### TASK REQUIREMENTS
Please turn the lines of the items below into a numbered list, starting with the line that contains "most 100 elements." and going on through the line that contains "heatmap-cell: [388, 314, 395, 321]". Skip blank lines and leave the pictures out.

### SOURCE DATA

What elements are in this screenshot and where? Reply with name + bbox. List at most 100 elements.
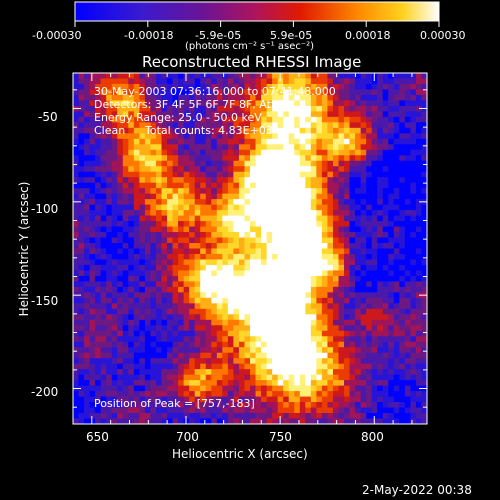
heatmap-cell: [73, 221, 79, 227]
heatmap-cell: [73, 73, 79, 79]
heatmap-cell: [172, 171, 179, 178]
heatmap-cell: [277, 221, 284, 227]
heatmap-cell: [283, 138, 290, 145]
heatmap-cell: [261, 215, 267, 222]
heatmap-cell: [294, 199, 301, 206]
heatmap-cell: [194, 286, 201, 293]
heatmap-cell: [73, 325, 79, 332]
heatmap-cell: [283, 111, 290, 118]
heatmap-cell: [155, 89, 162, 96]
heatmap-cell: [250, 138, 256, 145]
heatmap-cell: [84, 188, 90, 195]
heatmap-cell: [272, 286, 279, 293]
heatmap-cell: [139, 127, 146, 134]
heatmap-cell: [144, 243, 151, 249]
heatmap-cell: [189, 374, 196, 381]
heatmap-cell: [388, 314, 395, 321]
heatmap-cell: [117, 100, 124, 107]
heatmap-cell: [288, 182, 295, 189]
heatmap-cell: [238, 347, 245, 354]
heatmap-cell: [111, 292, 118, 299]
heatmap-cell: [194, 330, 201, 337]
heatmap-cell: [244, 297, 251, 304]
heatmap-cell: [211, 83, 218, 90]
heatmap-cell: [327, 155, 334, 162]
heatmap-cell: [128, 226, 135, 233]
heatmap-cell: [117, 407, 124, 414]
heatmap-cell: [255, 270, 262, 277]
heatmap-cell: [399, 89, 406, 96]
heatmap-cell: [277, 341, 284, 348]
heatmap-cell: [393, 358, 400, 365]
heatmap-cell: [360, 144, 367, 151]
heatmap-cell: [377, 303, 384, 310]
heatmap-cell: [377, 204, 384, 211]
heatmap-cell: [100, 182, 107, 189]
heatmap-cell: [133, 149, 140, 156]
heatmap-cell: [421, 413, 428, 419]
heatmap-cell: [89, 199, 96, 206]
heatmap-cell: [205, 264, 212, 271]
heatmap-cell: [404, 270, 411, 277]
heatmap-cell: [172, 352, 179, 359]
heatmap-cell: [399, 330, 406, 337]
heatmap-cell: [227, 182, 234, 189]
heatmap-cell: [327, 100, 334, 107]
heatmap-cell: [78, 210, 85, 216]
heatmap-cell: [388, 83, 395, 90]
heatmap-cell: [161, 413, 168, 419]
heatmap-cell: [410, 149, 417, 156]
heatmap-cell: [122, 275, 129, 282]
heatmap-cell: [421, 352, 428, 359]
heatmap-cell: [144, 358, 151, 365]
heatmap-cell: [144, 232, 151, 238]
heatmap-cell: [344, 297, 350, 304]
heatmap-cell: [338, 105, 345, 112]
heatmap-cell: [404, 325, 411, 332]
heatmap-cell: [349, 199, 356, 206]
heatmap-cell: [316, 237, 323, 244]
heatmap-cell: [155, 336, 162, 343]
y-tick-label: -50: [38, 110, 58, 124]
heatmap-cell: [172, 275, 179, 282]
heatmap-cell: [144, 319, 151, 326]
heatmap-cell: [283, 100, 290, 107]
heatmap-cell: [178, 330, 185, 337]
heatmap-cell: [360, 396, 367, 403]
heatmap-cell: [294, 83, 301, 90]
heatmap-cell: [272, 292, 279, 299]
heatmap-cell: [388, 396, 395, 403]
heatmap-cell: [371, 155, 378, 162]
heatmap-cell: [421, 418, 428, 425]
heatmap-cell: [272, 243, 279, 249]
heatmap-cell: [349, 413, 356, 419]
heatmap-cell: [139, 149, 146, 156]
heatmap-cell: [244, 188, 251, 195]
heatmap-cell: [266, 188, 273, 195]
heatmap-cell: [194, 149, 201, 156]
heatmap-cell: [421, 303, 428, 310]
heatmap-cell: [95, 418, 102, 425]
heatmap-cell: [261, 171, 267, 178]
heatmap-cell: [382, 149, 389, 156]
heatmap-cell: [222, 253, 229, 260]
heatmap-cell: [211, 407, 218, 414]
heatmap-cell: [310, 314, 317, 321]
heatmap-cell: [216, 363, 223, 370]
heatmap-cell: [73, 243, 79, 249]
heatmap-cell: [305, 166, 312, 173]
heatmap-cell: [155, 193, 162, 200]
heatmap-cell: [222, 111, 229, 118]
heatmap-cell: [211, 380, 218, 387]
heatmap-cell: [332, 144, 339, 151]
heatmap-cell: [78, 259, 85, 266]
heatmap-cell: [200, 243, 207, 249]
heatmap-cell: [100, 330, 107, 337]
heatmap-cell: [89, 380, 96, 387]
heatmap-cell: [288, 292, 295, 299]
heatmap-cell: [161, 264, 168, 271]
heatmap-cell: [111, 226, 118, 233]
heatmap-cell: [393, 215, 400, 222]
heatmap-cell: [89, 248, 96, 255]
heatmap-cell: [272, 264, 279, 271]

==

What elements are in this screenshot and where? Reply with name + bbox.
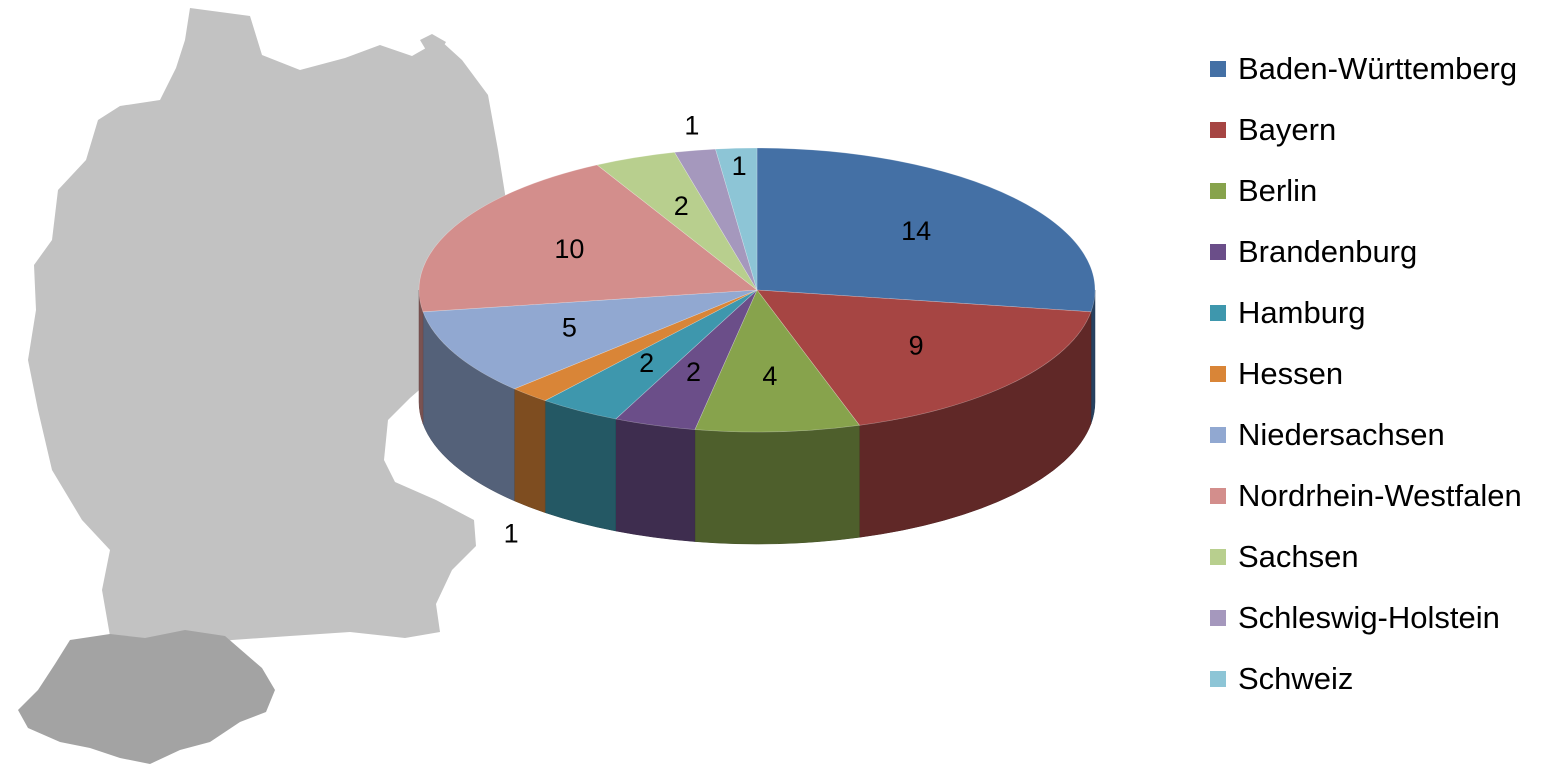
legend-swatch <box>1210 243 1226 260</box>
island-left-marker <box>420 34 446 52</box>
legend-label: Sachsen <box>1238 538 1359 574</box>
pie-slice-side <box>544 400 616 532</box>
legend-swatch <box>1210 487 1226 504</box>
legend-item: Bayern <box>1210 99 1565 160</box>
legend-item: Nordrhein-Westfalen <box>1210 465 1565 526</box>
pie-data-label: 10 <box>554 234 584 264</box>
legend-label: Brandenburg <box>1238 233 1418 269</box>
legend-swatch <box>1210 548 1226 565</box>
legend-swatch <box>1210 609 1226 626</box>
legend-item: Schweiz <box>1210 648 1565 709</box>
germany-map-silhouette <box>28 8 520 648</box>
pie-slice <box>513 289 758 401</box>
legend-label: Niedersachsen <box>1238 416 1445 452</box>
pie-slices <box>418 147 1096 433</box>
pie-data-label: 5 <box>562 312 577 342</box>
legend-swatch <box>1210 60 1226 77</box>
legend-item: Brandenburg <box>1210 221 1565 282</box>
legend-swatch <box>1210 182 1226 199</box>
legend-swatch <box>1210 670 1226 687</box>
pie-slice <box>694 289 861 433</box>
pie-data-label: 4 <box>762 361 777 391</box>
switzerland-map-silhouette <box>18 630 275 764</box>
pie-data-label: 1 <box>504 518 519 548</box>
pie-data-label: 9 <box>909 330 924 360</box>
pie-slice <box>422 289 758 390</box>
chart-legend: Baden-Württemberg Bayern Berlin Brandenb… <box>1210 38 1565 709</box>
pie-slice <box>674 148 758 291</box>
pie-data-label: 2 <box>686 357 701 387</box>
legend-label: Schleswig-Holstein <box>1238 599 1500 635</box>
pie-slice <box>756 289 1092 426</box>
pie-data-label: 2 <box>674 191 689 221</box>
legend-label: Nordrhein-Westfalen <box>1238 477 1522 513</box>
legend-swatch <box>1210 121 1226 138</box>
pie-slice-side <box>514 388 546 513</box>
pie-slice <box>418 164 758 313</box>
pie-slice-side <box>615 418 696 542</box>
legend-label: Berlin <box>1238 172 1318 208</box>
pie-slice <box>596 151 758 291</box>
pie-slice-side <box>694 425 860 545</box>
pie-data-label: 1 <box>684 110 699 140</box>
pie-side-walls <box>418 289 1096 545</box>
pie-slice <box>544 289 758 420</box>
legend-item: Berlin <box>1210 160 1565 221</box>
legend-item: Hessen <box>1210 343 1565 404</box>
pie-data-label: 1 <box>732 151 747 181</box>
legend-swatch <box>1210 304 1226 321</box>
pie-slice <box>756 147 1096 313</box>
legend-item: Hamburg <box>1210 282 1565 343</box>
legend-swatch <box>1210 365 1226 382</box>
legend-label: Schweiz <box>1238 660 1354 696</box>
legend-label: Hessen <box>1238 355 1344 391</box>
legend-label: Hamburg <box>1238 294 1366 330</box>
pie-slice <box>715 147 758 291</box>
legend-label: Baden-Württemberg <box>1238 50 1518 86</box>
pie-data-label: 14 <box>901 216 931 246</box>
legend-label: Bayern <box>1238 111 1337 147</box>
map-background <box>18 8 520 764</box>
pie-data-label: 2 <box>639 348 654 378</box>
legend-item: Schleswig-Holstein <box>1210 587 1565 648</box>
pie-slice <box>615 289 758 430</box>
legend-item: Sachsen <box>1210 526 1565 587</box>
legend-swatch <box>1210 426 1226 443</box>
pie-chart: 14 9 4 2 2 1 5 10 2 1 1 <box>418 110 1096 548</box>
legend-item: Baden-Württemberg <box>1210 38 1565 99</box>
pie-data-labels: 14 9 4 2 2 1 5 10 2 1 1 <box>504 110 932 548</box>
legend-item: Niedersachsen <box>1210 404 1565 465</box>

---

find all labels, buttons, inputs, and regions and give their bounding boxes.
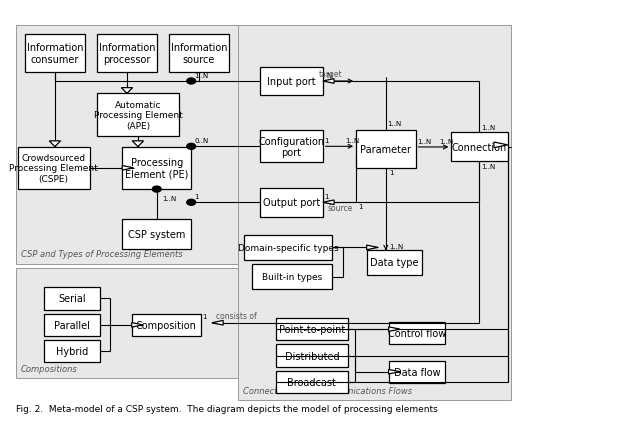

### THE RESPONSE
1. What elements are in this screenshot and where? Reply with name + bbox. List at most 100 elements.
2. heatmap-cell: [73, 221, 79, 227]
3. heatmap-cell: [73, 73, 79, 79]
4. heatmap-cell: [172, 171, 179, 178]
5. heatmap-cell: [277, 221, 284, 227]
6. heatmap-cell: [283, 138, 290, 145]
7. heatmap-cell: [261, 215, 267, 222]
8. heatmap-cell: [294, 199, 301, 206]
9. heatmap-cell: [194, 286, 201, 293]
10. heatmap-cell: [73, 325, 79, 332]
11. heatmap-cell: [283, 111, 290, 118]
12. heatmap-cell: [155, 89, 162, 96]
13. heatmap-cell: [250, 138, 256, 145]
14. heatmap-cell: [84, 188, 90, 195]
15. heatmap-cell: [272, 286, 279, 293]
16. heatmap-cell: [139, 127, 146, 134]
17. heatmap-cell: [144, 243, 151, 249]
18. heatmap-cell: [189, 374, 196, 381]
19. heatmap-cell: [388, 314, 395, 321]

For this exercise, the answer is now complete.